(Data excerpts)

★ ★ ★ ★

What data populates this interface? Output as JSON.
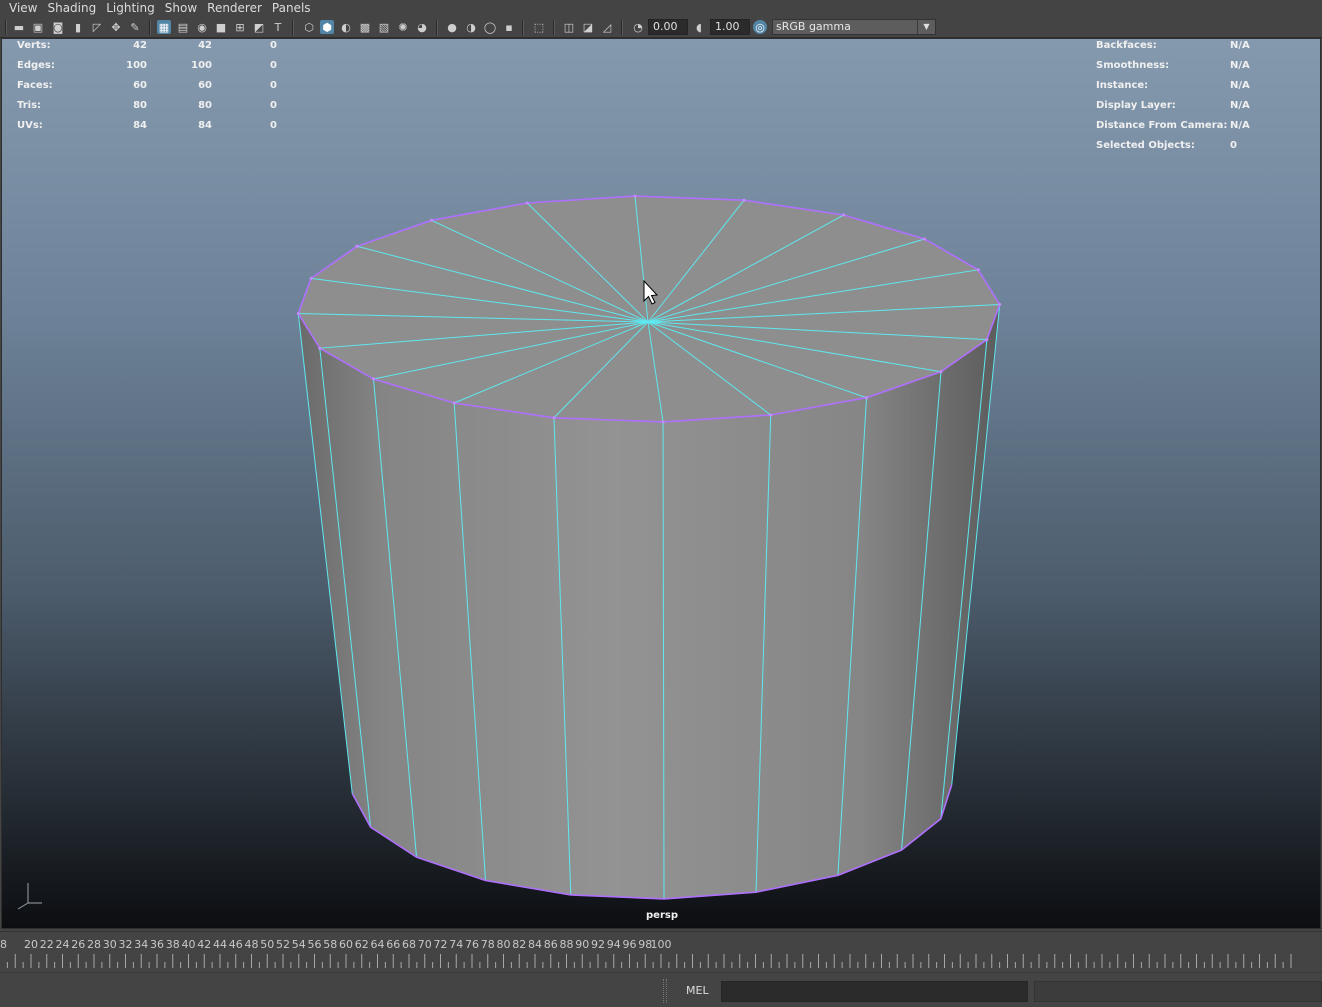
{
  "menubar": {
    "items": [
      "View",
      "Shading",
      "Lighting",
      "Show",
      "Renderer",
      "Panels"
    ]
  },
  "toolbar": {
    "exposure_value": "0.00",
    "gamma_value": "1.00",
    "color_space": "sRGB gamma",
    "active_color": "#5285a6",
    "icons": [
      "camera-icon",
      "camera-attributes-icon",
      "bookmark-icon",
      "image-plane-icon",
      "grid-icon",
      "film-gate-icon",
      "resolution-gate-icon",
      "safe-action-icon",
      "wireframe-icon",
      "smooth-shade-icon",
      "shadows-icon",
      "lights-icon",
      "xray-icon",
      "isolate-icon",
      "exposure-icon",
      "gamma-icon",
      "color-management-icon"
    ]
  },
  "hud_left": {
    "rows": [
      {
        "label": "Verts:",
        "v1": "42",
        "v2": "42",
        "v3": "0"
      },
      {
        "label": "Edges:",
        "v1": "100",
        "v2": "100",
        "v3": "0"
      },
      {
        "label": "Faces:",
        "v1": "60",
        "v2": "60",
        "v3": "0"
      },
      {
        "label": "Tris:",
        "v1": "80",
        "v2": "80",
        "v3": "0"
      },
      {
        "label": "UVs:",
        "v1": "84",
        "v2": "84",
        "v3": "0"
      }
    ]
  },
  "hud_right": {
    "rows": [
      {
        "label": "Backfaces:",
        "value": "N/A"
      },
      {
        "label": "Smoothness:",
        "value": "N/A"
      },
      {
        "label": "Instance:",
        "value": "N/A"
      },
      {
        "label": "Display Layer:",
        "value": "N/A"
      },
      {
        "label": "Distance From Camera:",
        "value": "N/A"
      },
      {
        "label": "Selected Objects:",
        "value": "0"
      }
    ]
  },
  "viewport": {
    "camera_label": "persp",
    "mesh_color": "#8e8e8e",
    "wire_color": "#5ee8f0",
    "border_color": "#b070ff"
  },
  "timeline": {
    "start_label": "8",
    "labels": [
      "20",
      "22",
      "24",
      "26",
      "28",
      "30",
      "32",
      "34",
      "36",
      "38",
      "40",
      "42",
      "44",
      "46",
      "48",
      "50",
      "52",
      "54",
      "56",
      "58",
      "60",
      "62",
      "64",
      "66",
      "68",
      "70",
      "72",
      "74",
      "76",
      "78",
      "80",
      "82",
      "84",
      "86",
      "88",
      "90",
      "92",
      "94",
      "96",
      "98",
      "100"
    ]
  },
  "command_line": {
    "language": "MEL"
  }
}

★ ★ ★ ★

- _Task description_
Pick out the lines containing the string "gate" and show them.

- _Result_
      "film-gate-icon",
      "resolution-gate-icon",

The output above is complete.